• Instructions to follow
Locate and copy each line in the data that contains the word "this".

• Task material
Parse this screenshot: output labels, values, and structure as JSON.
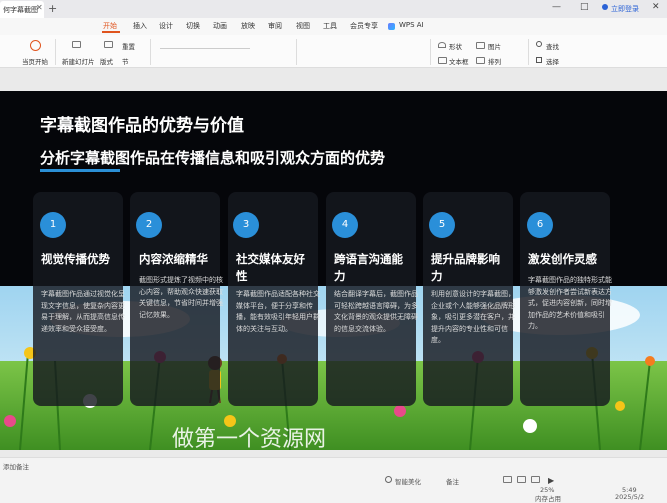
{
  "titlebar": {
    "doc_tab": "何字幕截图",
    "close": "✕",
    "new_tab": "+",
    "login": "立即登录",
    "minimize": "—",
    "maximize": "□",
    "close_window": "✕"
  },
  "menu": {
    "items": [
      "开始",
      "插入",
      "设计",
      "切换",
      "动画",
      "放映",
      "审阅",
      "视图",
      "工具",
      "会员专享",
      "WPS AI"
    ],
    "active_index": 0
  },
  "ribbon": {
    "from_start": "当页开始",
    "new_slide": "新建幻灯片",
    "layout": "版式",
    "section": "节",
    "reset": "重置",
    "shape": "形状",
    "image": "图片",
    "textbox": "文本框",
    "arrange": "排列",
    "find": "查找",
    "select": "选择"
  },
  "slide": {
    "title": "字幕截图作品的优势与价值",
    "subtitle": "分析字幕截图作品在传播信息和吸引观众方面的优势",
    "watermark": "做第一个资源网",
    "accent_color": "#2a8fd9",
    "cards": [
      {
        "num": "1",
        "title": "视觉传播优势",
        "body": "字幕截图作品通过视觉化呈现文字信息，使复杂内容更易于理解，从而提高信息传递效率和受众接受度。"
      },
      {
        "num": "2",
        "title": "内容浓缩精华",
        "body": "截图形式提炼了视频中的核心内容，帮助观众快速获取关键信息，节省时间并增强记忆效果。"
      },
      {
        "num": "3",
        "title": "社交媒体友好性",
        "body": "字幕截图作品适配各种社交媒体平台，便于分享和传播，能有效吸引年轻用户群体的关注与互动。"
      },
      {
        "num": "4",
        "title": "跨语言沟通能力",
        "body": "结合翻译字幕后，截图作品可轻松跨越语言障碍，为多文化背景的观众提供无障碍的信息交流体验。"
      },
      {
        "num": "5",
        "title": "提升品牌影响力",
        "body": "利用创意设计的字幕截图，企业或个人能够强化品牌形象，吸引更多潜在客户，并提升内容的专业性和可信度。"
      },
      {
        "num": "6",
        "title": "激发创作灵感",
        "body": "字幕截图作品的独特形式能够激发创作者尝试新表达方式，促进内容创新，同时增加作品的艺术价值和吸引力。"
      }
    ]
  },
  "status": {
    "notes_placeholder": "添加备注",
    "smart_beautify": "智能美化",
    "notes": "备注",
    "zoom": "25%",
    "memory": "内存占用",
    "time": "5:49",
    "date": "2025/5/2"
  }
}
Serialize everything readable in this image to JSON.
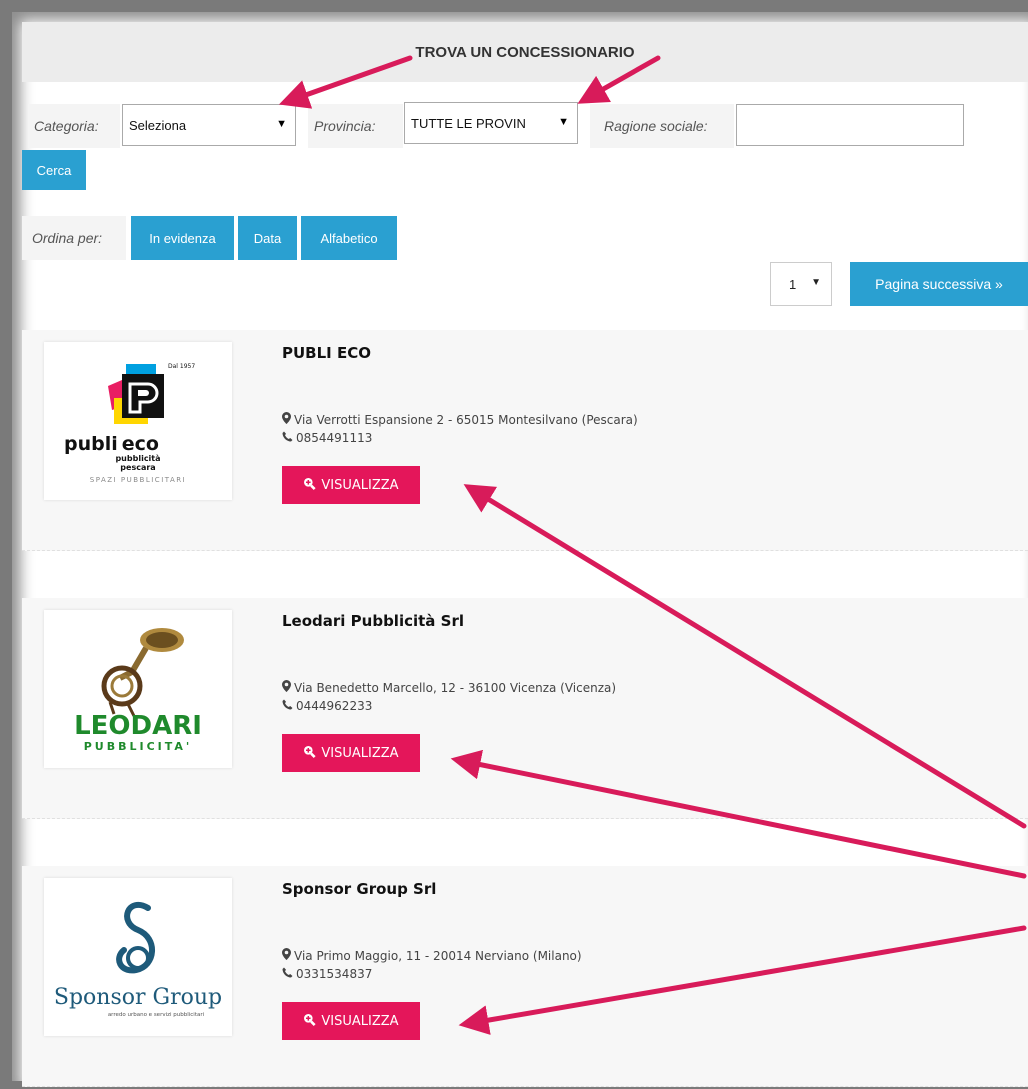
{
  "header": {
    "title": "TROVA UN CONCESSIONARIO"
  },
  "filters": {
    "categoria_label": "Categoria:",
    "categoria_value": "Seleziona",
    "provincia_label": "Provincia:",
    "provincia_value": "TUTTE LE PROVIN",
    "ragione_label": "Ragione sociale:",
    "ragione_value": "",
    "search_button": "Cerca"
  },
  "sort": {
    "label": "Ordina per:",
    "options": [
      "In evidenza",
      "Data",
      "Alfabetico"
    ]
  },
  "pagination": {
    "page": "1",
    "next_label": "Pagina successiva »"
  },
  "listings": [
    {
      "name": "PUBLI ECO",
      "address": "Via Verrotti Espansione 2 - 65015 Montesilvano (Pescara)",
      "phone": "0854491113",
      "button": "VISUALIZZA",
      "logo": {
        "year": "Dal 1957",
        "brand_a": "publi",
        "brand_b": "eco",
        "line1": "pubblicità",
        "line2": "pescara",
        "tagline": "SPAZI PUBBLICITARI"
      }
    },
    {
      "name": "Leodari Pubblicità Srl",
      "address": "Via Benedetto Marcello, 12 - 36100 Vicenza (Vicenza)",
      "phone": "0444962233",
      "button": "VISUALIZZA",
      "logo": {
        "brand": "LEODARI",
        "sub": "PUBBLICITA'"
      }
    },
    {
      "name": "Sponsor Group Srl",
      "address": "Via Primo Maggio, 11 - 20014 Nerviano (Milano)",
      "phone": "0331534837",
      "button": "VISUALIZZA",
      "logo": {
        "brand": "Sponsor Group",
        "tagline": "arredo urbano e servizi pubblicitari"
      }
    }
  ],
  "colors": {
    "accent_blue": "#2aa0d1",
    "view_button": "#e4165a",
    "annotation_arrow": "#d81b5a"
  },
  "icons": {
    "map_marker": "map-marker-icon",
    "phone": "phone-icon",
    "zoom": "zoom-icon",
    "dropdown": "caret-down-icon"
  }
}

• Solved problem
Parse this screenshot: output labels, values, and structure as JSON.
Serialize everything readable in this image to JSON.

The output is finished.